WHAT YOU ARE ASKED TO DO:
Every entry below should be repeated exactly; the pictures should not.

[Dataset entries]
↓

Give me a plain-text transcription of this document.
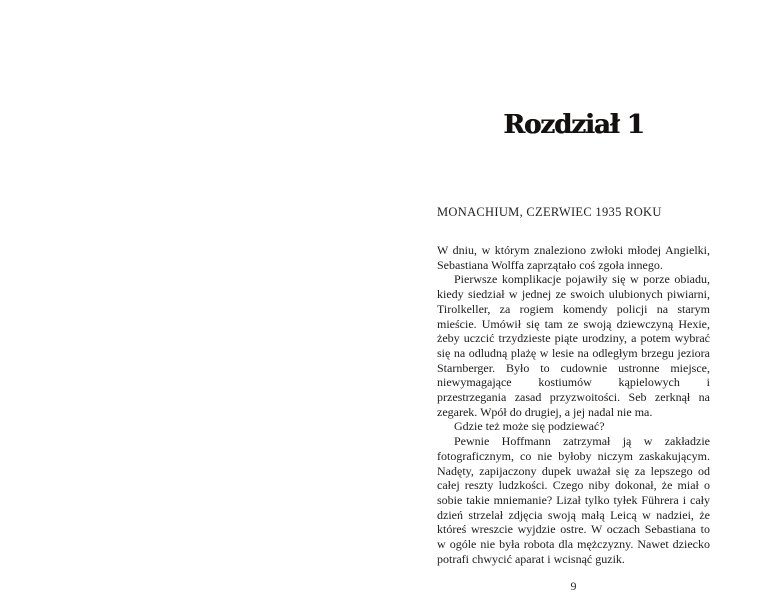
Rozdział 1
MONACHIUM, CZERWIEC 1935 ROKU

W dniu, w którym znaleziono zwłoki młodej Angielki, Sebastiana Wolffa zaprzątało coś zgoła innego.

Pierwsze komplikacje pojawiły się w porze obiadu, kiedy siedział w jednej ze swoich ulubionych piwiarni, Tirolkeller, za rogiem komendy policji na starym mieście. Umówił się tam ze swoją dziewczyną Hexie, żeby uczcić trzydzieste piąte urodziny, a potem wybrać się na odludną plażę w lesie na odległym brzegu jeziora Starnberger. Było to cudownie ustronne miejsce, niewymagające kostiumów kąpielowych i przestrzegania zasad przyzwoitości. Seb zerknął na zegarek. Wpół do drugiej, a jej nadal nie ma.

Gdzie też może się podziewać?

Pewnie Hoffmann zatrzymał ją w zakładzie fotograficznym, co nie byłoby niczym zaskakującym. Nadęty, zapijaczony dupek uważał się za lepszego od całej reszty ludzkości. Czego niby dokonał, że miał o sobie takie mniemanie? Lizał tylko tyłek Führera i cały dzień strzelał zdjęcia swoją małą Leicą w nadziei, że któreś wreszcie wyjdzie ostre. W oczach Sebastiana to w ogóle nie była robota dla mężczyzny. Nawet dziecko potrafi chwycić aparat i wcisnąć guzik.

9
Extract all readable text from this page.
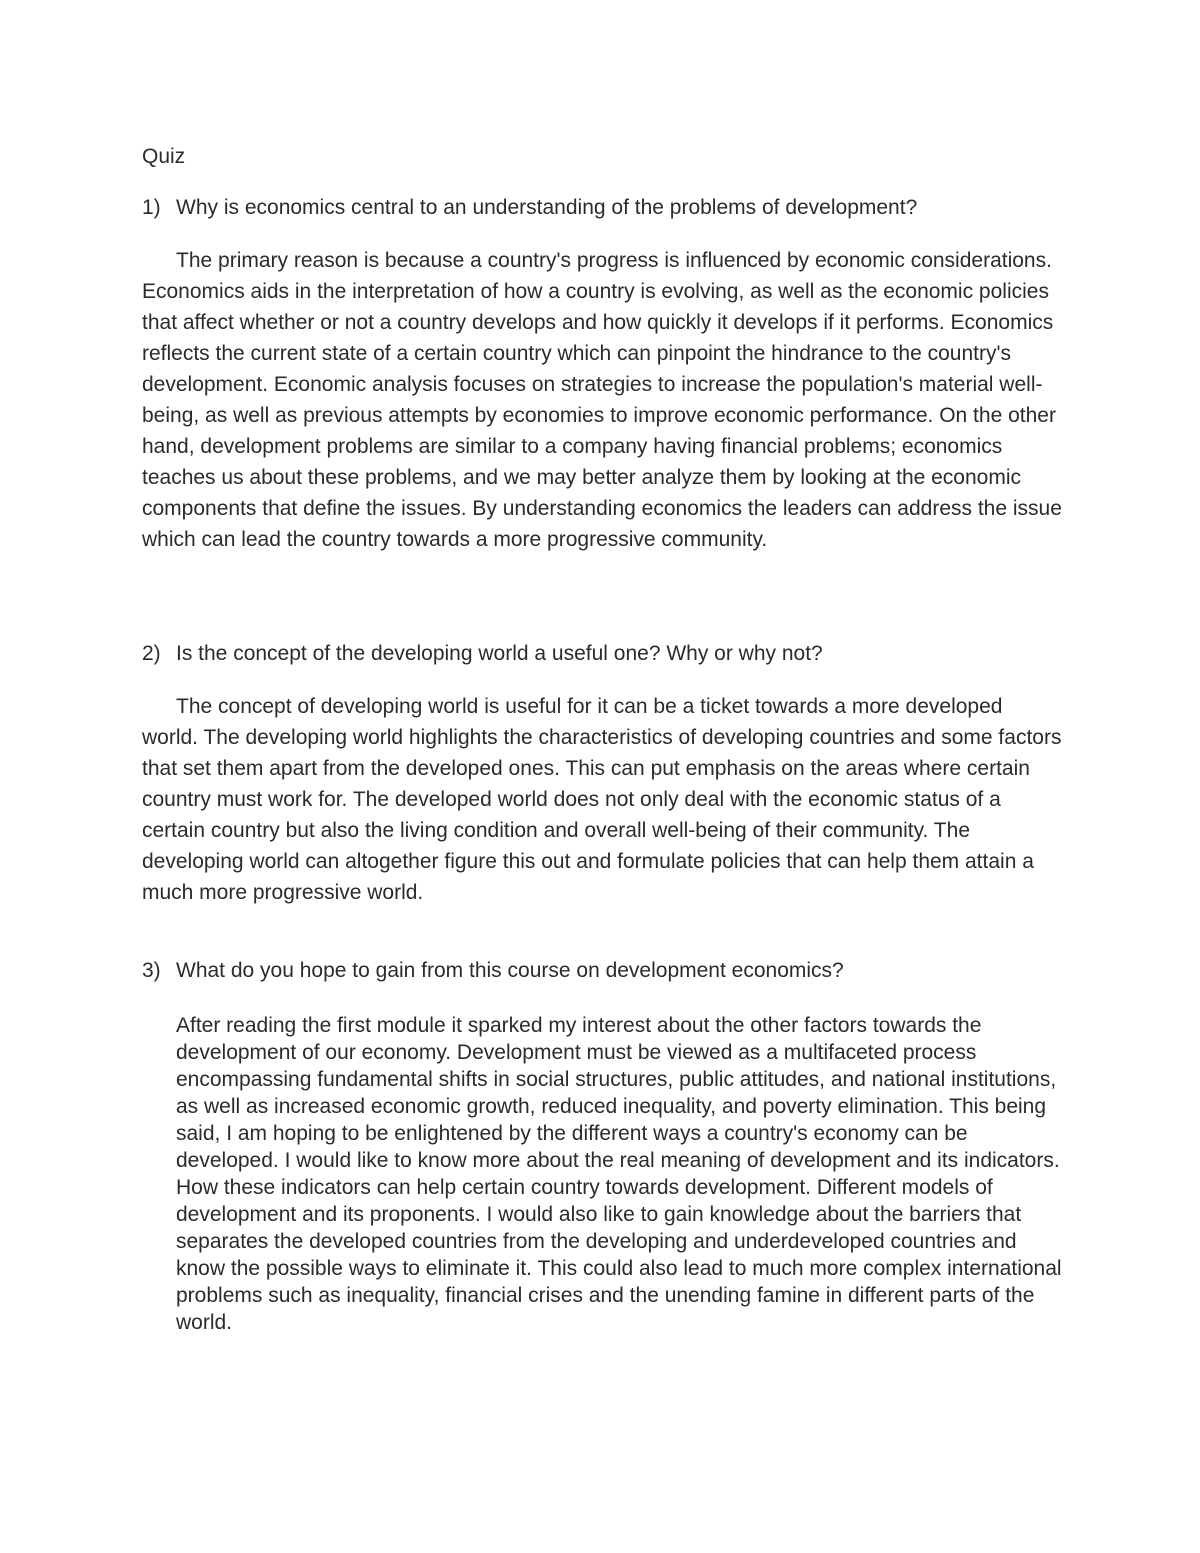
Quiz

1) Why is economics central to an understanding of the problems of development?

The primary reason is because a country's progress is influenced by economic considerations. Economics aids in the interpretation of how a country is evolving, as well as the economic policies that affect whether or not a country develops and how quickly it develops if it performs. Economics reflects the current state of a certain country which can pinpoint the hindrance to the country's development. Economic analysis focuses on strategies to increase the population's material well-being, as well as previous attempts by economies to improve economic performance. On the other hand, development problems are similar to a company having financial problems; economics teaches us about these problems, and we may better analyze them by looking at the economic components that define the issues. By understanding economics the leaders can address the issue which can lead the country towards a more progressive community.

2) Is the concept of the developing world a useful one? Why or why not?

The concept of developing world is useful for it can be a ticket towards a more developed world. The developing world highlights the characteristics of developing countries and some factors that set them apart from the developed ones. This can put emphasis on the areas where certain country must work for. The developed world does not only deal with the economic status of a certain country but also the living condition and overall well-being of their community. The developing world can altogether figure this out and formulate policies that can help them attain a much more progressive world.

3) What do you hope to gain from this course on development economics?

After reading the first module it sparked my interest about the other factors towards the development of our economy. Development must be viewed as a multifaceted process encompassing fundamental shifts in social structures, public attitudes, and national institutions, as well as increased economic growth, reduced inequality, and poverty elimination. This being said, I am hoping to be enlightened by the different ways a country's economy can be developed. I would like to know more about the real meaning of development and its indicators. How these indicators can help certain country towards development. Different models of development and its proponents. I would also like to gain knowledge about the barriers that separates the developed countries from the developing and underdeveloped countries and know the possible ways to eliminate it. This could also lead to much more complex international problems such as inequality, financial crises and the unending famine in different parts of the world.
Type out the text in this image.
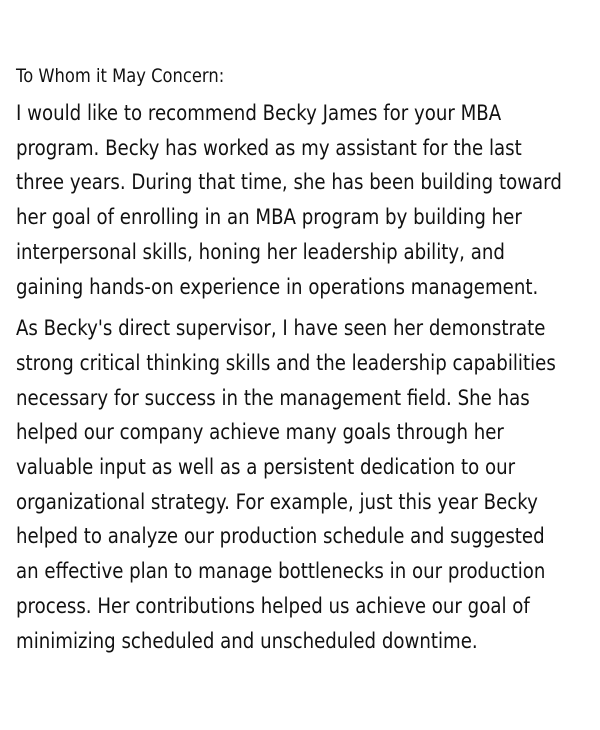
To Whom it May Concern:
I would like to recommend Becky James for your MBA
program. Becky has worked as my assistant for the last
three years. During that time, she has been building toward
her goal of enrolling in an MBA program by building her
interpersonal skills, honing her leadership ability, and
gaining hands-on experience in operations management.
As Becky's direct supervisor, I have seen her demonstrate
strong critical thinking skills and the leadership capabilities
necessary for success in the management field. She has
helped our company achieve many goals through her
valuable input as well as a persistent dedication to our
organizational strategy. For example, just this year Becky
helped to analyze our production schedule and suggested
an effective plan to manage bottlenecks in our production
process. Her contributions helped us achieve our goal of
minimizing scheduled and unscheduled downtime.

↑

FULL OUTPUT:
Give me a plain-text transcription of this document.
Rozdział 1
MONACHIUM, CZERWIEC 1935 ROKU

W dniu, w którym znaleziono zwłoki młodej Angielki, Sebastiana Wolffa zaprzątało coś zgoła innego.

Pierwsze komplikacje pojawiły się w porze obiadu, kiedy siedział w jednej ze swoich ulubionych piwiarni, Tirolkeller, za rogiem komendy policji na starym mieście. Umówił się tam ze swoją dziewczyną Hexie, żeby uczcić trzydzieste piąte urodziny, a potem wybrać się na odludną plażę w lesie na odległym brzegu jeziora Starnberger. Było to cudownie ustronne miejsce, niewymagające kostiumów kąpielowych i przestrzegania zasad przyzwoitości. Seb zerknął na zegarek. Wpół do drugiej, a jej nadal nie ma.

Gdzie też może się podziewać?

Pewnie Hoffmann zatrzymał ją w zakładzie fotograficznym, co nie byłoby niczym zaskakującym. Nadęty, zapijaczony dupek uważał się za lepszego od całej reszty ludzkości. Czego niby dokonał, że miał o sobie takie mniemanie? Lizał tylko tyłek Führera i cały dzień strzelał zdjęcia swoją małą Leicą w nadziei, że któreś wreszcie wyjdzie ostre. W oczach Sebastiana to w ogóle nie była robota dla mężczyzny. Nawet dziecko potrafi chwycić aparat i wcisnąć guzik.

9
Extract all readable text from this page.
Quiz

1) Why is economics central to an understanding of the problems of development?

The primary reason is because a country's progress is influenced by economic considerations. Economics aids in the interpretation of how a country is evolving, as well as the economic policies that affect whether or not a country develops and how quickly it develops if it performs. Economics reflects the current state of a certain country which can pinpoint the hindrance to the country's development. Economic analysis focuses on strategies to increase the population's material well-being, as well as previous attempts by economies to improve economic performance. On the other hand, development problems are similar to a company having financial problems; economics teaches us about these problems, and we may better analyze them by looking at the economic components that define the issues. By understanding economics the leaders can address the issue which can lead the country towards a more progressive community.

2) Is the concept of the developing world a useful one? Why or why not?

The concept of developing world is useful for it can be a ticket towards a more developed world. The developing world highlights the characteristics of developing countries and some factors that set them apart from the developed ones. This can put emphasis on the areas where certain country must work for. The developed world does not only deal with the economic status of a certain country but also the living condition and overall well-being of their community. The developing world can altogether figure this out and formulate policies that can help them attain a much more progressive world.

3) What do you hope to gain from this course on development economics?

After reading the first module it sparked my interest about the other factors towards the development of our economy. Development must be viewed as a multifaceted process encompassing fundamental shifts in social structures, public attitudes, and national institutions, as well as increased economic growth, reduced inequality, and poverty elimination. This being said, I am hoping to be enlightened by the different ways a country's economy can be developed. I would like to know more about the real meaning of development and its indicators. How these indicators can help certain country towards development. Different models of development and its proponents. I would also like to gain knowledge about the barriers that separates the developed countries from the developing and underdeveloped countries and know the possible ways to eliminate it. This could also lead to much more complex international problems such as inequality, financial crises and the unending famine in different parts of the world.
Type out the text in this image.
To Whom it May Concern:
I would like to recommend Becky James for your MBA
program. Becky has worked as my assistant for the last
three years. During that time, she has been building toward
her goal of enrolling in an MBA program by building her
interpersonal skills, honing her leadership ability, and
gaining hands-on experience in operations management.
As Becky's direct supervisor, I have seen her demonstrate
strong critical thinking skills and the leadership capabilities
necessary for success in the management field. She has
helped our company achieve many goals through her
valuable input as well as a persistent dedication to our
organizational strategy. For example, just this year Becky
helped to analyze our production schedule and suggested
an effective plan to manage bottlenecks in our production
process. Her contributions helped us achieve our goal of
minimizing scheduled and unscheduled downtime.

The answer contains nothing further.